■ Supplied data ■
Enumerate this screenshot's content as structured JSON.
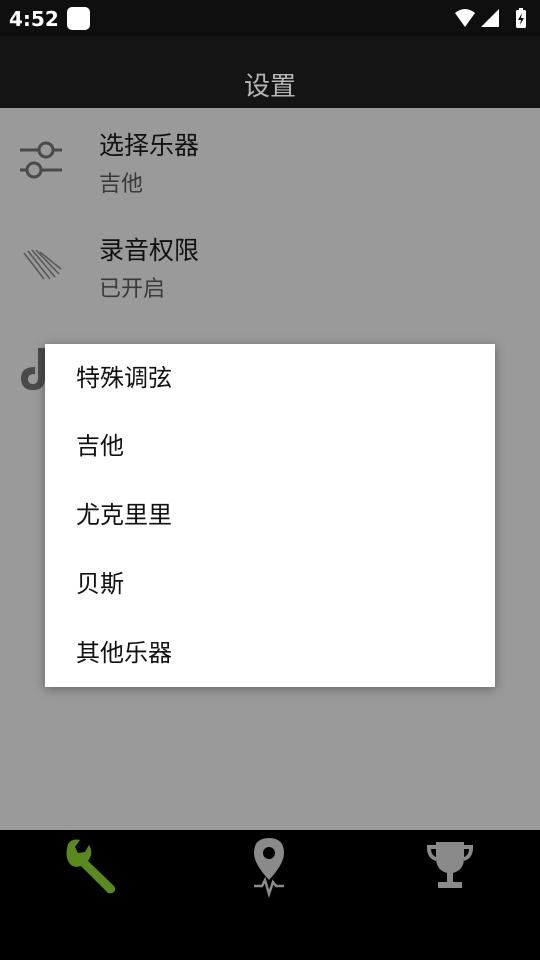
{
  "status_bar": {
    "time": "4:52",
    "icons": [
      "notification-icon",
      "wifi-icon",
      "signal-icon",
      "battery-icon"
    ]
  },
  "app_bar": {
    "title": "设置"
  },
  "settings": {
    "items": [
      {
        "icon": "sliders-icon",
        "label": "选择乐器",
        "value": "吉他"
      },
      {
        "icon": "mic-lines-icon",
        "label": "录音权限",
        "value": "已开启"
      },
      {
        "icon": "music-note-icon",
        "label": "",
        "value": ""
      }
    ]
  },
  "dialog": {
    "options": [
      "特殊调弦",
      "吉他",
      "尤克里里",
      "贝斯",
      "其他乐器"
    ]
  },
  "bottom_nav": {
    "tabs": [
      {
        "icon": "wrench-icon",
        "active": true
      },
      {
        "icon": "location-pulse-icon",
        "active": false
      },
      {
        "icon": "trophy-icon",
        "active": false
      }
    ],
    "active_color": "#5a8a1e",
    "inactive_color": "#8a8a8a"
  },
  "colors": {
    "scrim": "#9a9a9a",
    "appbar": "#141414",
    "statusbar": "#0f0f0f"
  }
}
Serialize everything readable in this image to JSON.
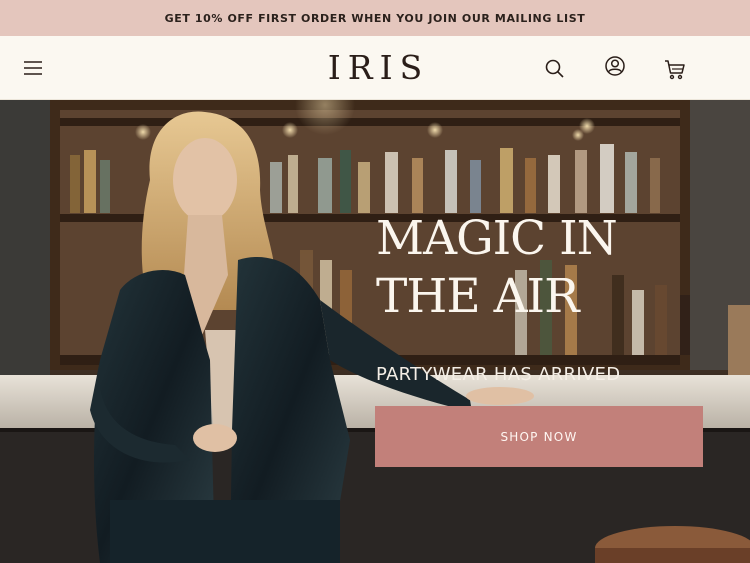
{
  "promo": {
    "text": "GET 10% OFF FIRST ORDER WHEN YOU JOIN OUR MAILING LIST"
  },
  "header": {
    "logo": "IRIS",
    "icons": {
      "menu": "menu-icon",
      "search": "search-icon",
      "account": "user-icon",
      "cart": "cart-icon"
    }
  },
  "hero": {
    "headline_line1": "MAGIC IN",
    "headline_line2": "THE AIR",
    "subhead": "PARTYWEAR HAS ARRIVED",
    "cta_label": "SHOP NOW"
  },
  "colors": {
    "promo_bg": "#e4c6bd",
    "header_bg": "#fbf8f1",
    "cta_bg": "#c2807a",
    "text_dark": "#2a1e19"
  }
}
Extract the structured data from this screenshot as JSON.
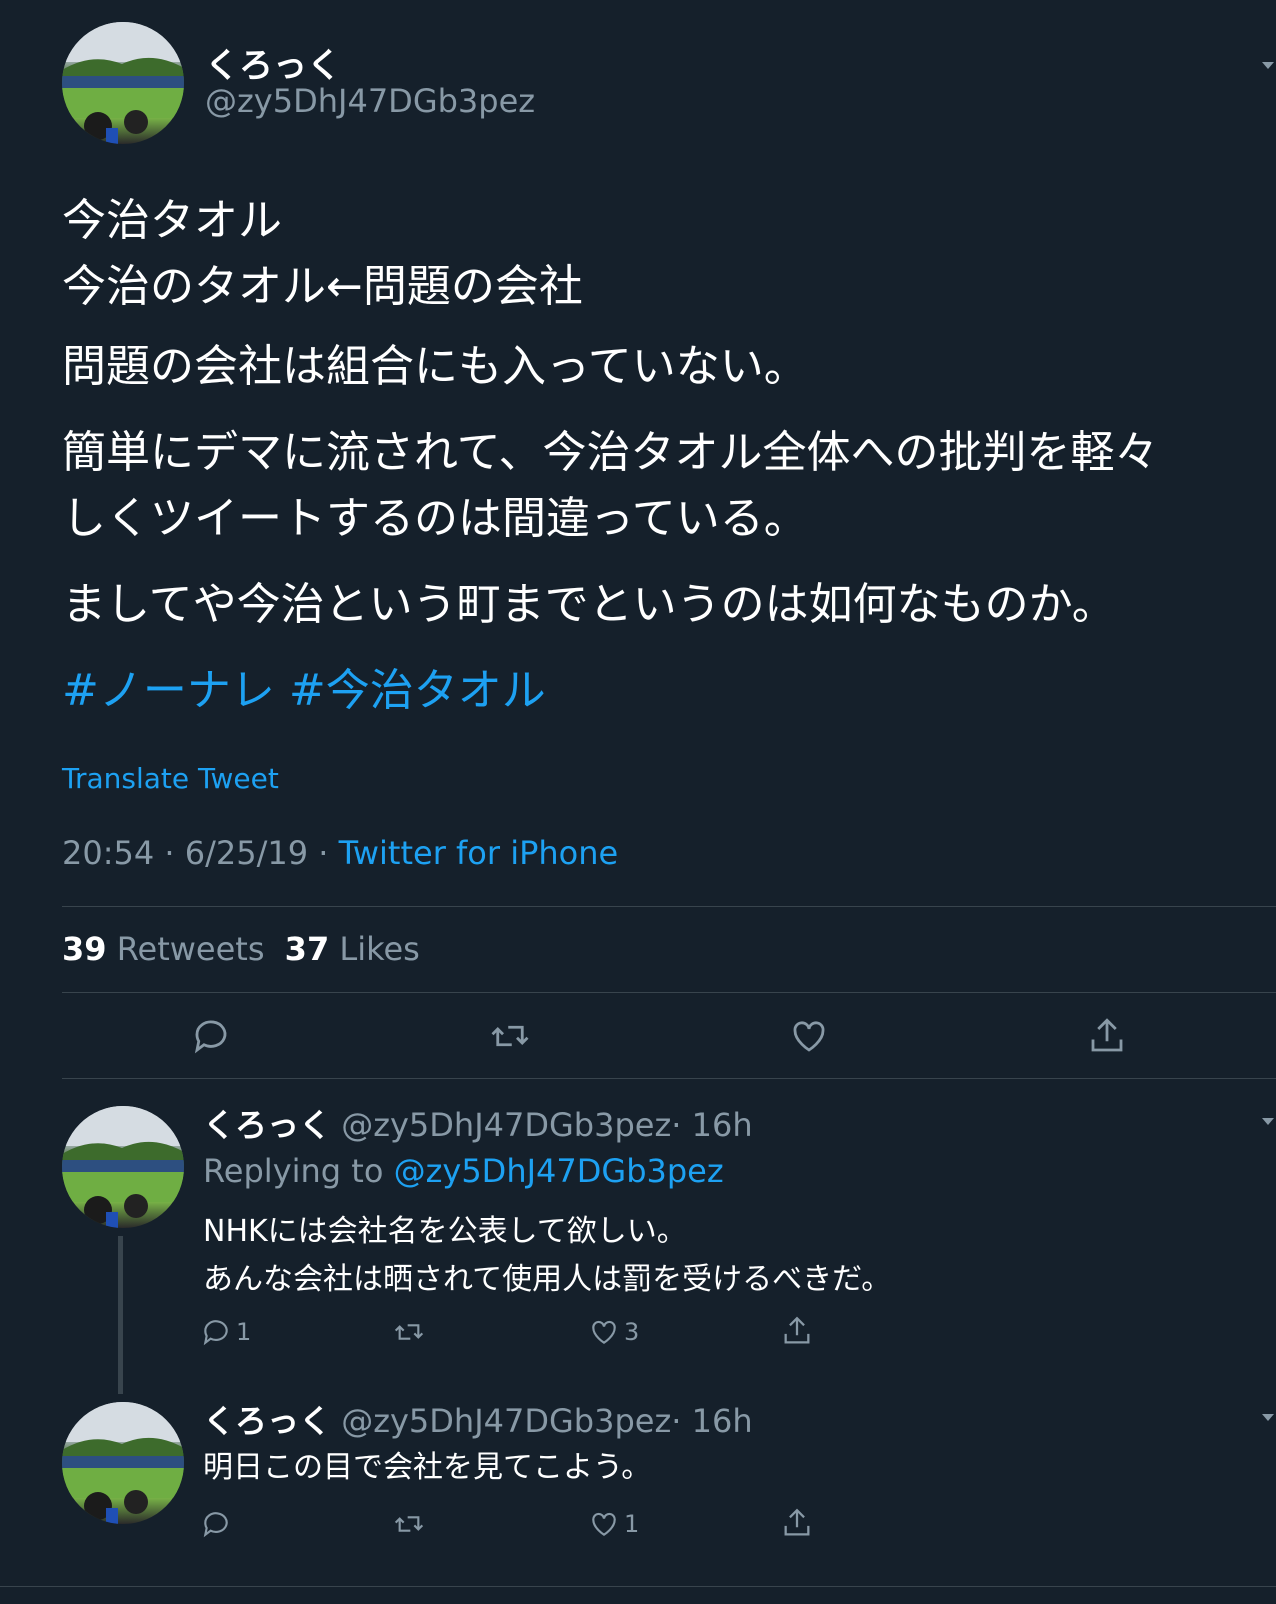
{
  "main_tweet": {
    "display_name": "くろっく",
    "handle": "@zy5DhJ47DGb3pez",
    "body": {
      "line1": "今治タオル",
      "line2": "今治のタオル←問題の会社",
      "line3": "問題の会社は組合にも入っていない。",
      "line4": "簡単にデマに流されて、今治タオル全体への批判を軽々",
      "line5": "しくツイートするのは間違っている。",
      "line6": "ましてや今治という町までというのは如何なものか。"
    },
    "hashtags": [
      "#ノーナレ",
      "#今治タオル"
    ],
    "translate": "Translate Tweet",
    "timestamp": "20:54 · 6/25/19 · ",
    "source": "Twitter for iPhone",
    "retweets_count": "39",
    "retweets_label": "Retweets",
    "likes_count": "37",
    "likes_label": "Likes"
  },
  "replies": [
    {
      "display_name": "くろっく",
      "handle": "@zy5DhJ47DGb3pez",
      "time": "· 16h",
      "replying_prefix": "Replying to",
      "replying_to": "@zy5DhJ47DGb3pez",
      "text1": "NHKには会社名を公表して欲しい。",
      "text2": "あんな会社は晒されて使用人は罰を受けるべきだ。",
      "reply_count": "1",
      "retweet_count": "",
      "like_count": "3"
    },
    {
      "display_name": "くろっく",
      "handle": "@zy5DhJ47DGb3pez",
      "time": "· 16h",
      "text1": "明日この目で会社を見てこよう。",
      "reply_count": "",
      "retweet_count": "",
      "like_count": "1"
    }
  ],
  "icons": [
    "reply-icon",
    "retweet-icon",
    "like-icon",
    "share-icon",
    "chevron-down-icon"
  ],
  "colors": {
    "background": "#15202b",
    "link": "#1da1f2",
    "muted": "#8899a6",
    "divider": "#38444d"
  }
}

■ Task statement ■
Repeat the listing above exactly, with no pictures.

■ Result of the task ■
Enumerate this screenshot's content as structured JSON.
{
  "status_bar": {
    "time": "4:52",
    "icons": [
      "notification-icon",
      "wifi-icon",
      "signal-icon",
      "battery-icon"
    ]
  },
  "app_bar": {
    "title": "设置"
  },
  "settings": {
    "items": [
      {
        "icon": "sliders-icon",
        "label": "选择乐器",
        "value": "吉他"
      },
      {
        "icon": "mic-lines-icon",
        "label": "录音权限",
        "value": "已开启"
      },
      {
        "icon": "music-note-icon",
        "label": "",
        "value": ""
      }
    ]
  },
  "dialog": {
    "options": [
      "特殊调弦",
      "吉他",
      "尤克里里",
      "贝斯",
      "其他乐器"
    ]
  },
  "bottom_nav": {
    "tabs": [
      {
        "icon": "wrench-icon",
        "active": true
      },
      {
        "icon": "location-pulse-icon",
        "active": false
      },
      {
        "icon": "trophy-icon",
        "active": false
      }
    ],
    "active_color": "#5a8a1e",
    "inactive_color": "#8a8a8a"
  },
  "colors": {
    "scrim": "#9a9a9a",
    "appbar": "#141414",
    "statusbar": "#0f0f0f"
  }
}
Serialize everything readable in this image to JSON.
{
  "promo": {
    "text": "GET 10% OFF FIRST ORDER WHEN YOU JOIN OUR MAILING LIST"
  },
  "header": {
    "logo": "IRIS",
    "icons": {
      "menu": "menu-icon",
      "search": "search-icon",
      "account": "user-icon",
      "cart": "cart-icon"
    }
  },
  "hero": {
    "headline_line1": "MAGIC IN",
    "headline_line2": "THE AIR",
    "subhead": "PARTYWEAR HAS ARRIVED",
    "cta_label": "SHOP NOW"
  },
  "colors": {
    "promo_bg": "#e4c6bd",
    "header_bg": "#fbf8f1",
    "cta_bg": "#c2807a",
    "text_dark": "#2a1e19"
  }
}
Extract the structured data from this screenshot as JSON.
{
  "main_tweet": {
    "display_name": "くろっく",
    "handle": "@zy5DhJ47DGb3pez",
    "body": {
      "line1": "今治タオル",
      "line2": "今治のタオル←問題の会社",
      "line3": "問題の会社は組合にも入っていない。",
      "line4": "簡単にデマに流されて、今治タオル全体への批判を軽々",
      "line5": "しくツイートするのは間違っている。",
      "line6": "ましてや今治という町までというのは如何なものか。"
    },
    "hashtags": [
      "#ノーナレ",
      "#今治タオル"
    ],
    "translate": "Translate Tweet",
    "timestamp": "20:54 · 6/25/19 · ",
    "source": "Twitter for iPhone",
    "retweets_count": "39",
    "retweets_label": "Retweets",
    "likes_count": "37",
    "likes_label": "Likes"
  },
  "replies": [
    {
      "display_name": "くろっく",
      "handle": "@zy5DhJ47DGb3pez",
      "time": "· 16h",
      "replying_prefix": "Replying to",
      "replying_to": "@zy5DhJ47DGb3pez",
      "text1": "NHKには会社名を公表して欲しい。",
      "text2": "あんな会社は晒されて使用人は罰を受けるべきだ。",
      "reply_count": "1",
      "retweet_count": "",
      "like_count": "3"
    },
    {
      "display_name": "くろっく",
      "handle": "@zy5DhJ47DGb3pez",
      "time": "· 16h",
      "text1": "明日この目で会社を見てこよう。",
      "reply_count": "",
      "retweet_count": "",
      "like_count": "1"
    }
  ],
  "icons": [
    "reply-icon",
    "retweet-icon",
    "like-icon",
    "share-icon",
    "chevron-down-icon"
  ],
  "colors": {
    "background": "#15202b",
    "link": "#1da1f2",
    "muted": "#8899a6",
    "divider": "#38444d"
  }
}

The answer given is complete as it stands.